ENTRIES SHOWN:
::::::::::
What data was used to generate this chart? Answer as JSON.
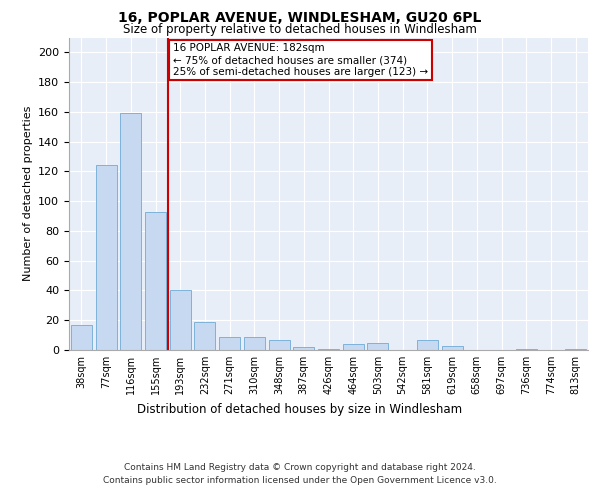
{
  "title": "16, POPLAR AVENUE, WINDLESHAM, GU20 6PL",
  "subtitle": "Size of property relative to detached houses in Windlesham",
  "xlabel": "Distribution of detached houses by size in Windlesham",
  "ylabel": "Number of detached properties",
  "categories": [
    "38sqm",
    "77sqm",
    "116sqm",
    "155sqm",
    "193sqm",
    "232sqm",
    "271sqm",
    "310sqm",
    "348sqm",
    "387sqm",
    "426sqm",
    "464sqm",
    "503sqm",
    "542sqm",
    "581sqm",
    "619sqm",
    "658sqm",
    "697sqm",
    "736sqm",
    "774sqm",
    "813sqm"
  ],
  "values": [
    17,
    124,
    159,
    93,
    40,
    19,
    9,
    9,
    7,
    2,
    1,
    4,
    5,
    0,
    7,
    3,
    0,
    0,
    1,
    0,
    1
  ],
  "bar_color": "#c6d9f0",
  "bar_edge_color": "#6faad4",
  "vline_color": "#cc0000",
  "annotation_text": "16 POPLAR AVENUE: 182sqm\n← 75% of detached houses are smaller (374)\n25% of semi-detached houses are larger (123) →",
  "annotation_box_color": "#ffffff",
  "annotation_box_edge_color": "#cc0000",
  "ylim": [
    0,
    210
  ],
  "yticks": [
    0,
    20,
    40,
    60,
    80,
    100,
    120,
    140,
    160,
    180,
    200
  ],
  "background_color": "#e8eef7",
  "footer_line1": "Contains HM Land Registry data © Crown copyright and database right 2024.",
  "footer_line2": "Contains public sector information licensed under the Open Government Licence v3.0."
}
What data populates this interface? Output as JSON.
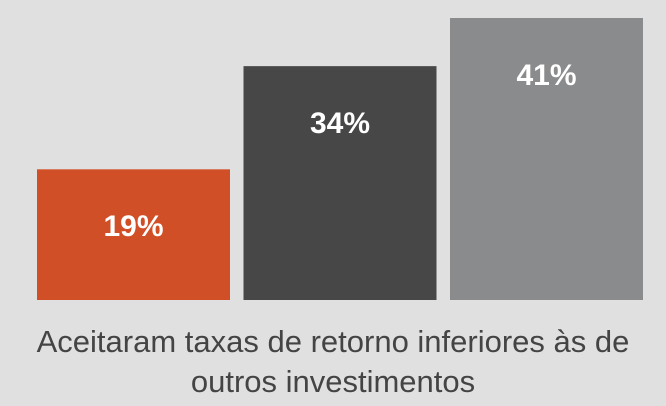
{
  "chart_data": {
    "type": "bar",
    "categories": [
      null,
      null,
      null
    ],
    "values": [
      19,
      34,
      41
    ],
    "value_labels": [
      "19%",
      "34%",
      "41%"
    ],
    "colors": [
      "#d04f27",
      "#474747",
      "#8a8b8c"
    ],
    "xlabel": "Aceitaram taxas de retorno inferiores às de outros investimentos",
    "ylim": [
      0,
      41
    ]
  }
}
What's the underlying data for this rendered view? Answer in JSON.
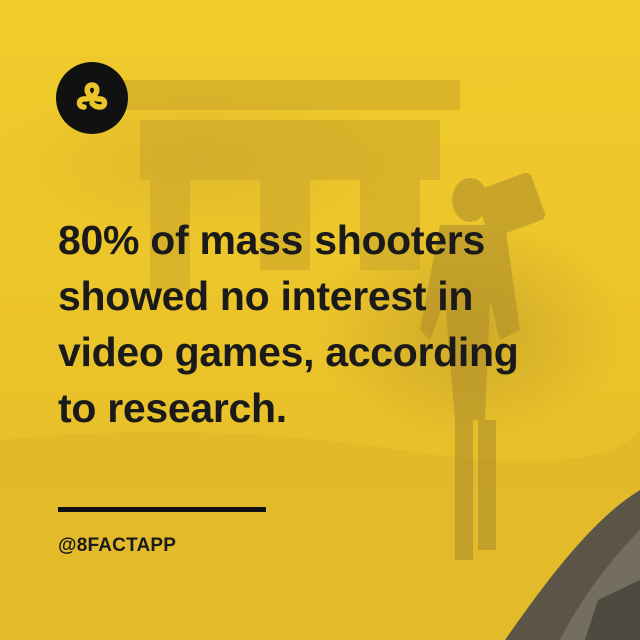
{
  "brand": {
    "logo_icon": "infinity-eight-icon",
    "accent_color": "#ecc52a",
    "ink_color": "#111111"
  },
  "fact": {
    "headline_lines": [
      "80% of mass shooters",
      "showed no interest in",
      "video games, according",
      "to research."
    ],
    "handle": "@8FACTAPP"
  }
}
::::::::::
Reproduce the material word for word. Any pictures should be left out of the copy.

What data was used to generate this chart? Answer as JSON.
{
  "title": "16, POPLAR AVENUE, WINDLESHAM, GU20 6PL",
  "subtitle": "Size of property relative to detached houses in Windlesham",
  "xlabel": "Distribution of detached houses by size in Windlesham",
  "ylabel": "Number of detached properties",
  "categories": [
    "38sqm",
    "77sqm",
    "116sqm",
    "155sqm",
    "193sqm",
    "232sqm",
    "271sqm",
    "310sqm",
    "348sqm",
    "387sqm",
    "426sqm",
    "464sqm",
    "503sqm",
    "542sqm",
    "581sqm",
    "619sqm",
    "658sqm",
    "697sqm",
    "736sqm",
    "774sqm",
    "813sqm"
  ],
  "values": [
    17,
    124,
    159,
    93,
    40,
    19,
    9,
    9,
    7,
    2,
    1,
    4,
    5,
    0,
    7,
    3,
    0,
    0,
    1,
    0,
    1
  ],
  "bar_color": "#c6d9f0",
  "bar_edge_color": "#6faad4",
  "vline_color": "#cc0000",
  "annotation_text": "16 POPLAR AVENUE: 182sqm\n← 75% of detached houses are smaller (374)\n25% of semi-detached houses are larger (123) →",
  "annotation_box_color": "#ffffff",
  "annotation_box_edge_color": "#cc0000",
  "ylim": [
    0,
    210
  ],
  "yticks": [
    0,
    20,
    40,
    60,
    80,
    100,
    120,
    140,
    160,
    180,
    200
  ],
  "background_color": "#e8eef7",
  "footer_line1": "Contains HM Land Registry data © Crown copyright and database right 2024.",
  "footer_line2": "Contains public sector information licensed under the Open Government Licence v3.0."
}
What data populates this interface? Output as JSON.
{
  "chart_data": {
    "type": "bar",
    "categories": [
      null,
      null,
      null
    ],
    "values": [
      19,
      34,
      41
    ],
    "value_labels": [
      "19%",
      "34%",
      "41%"
    ],
    "colors": [
      "#d04f27",
      "#474747",
      "#8a8b8c"
    ],
    "xlabel": "Aceitaram taxas de retorno inferiores às de outros investimentos",
    "ylim": [
      0,
      41
    ]
  }
}
What's the underlying data for this rendered view? Answer in JSON.
{
  "brand": {
    "logo_icon": "infinity-eight-icon",
    "accent_color": "#ecc52a",
    "ink_color": "#111111"
  },
  "fact": {
    "headline_lines": [
      "80% of mass shooters",
      "showed no interest in",
      "video games, according",
      "to research."
    ],
    "handle": "@8FACTAPP"
  }
}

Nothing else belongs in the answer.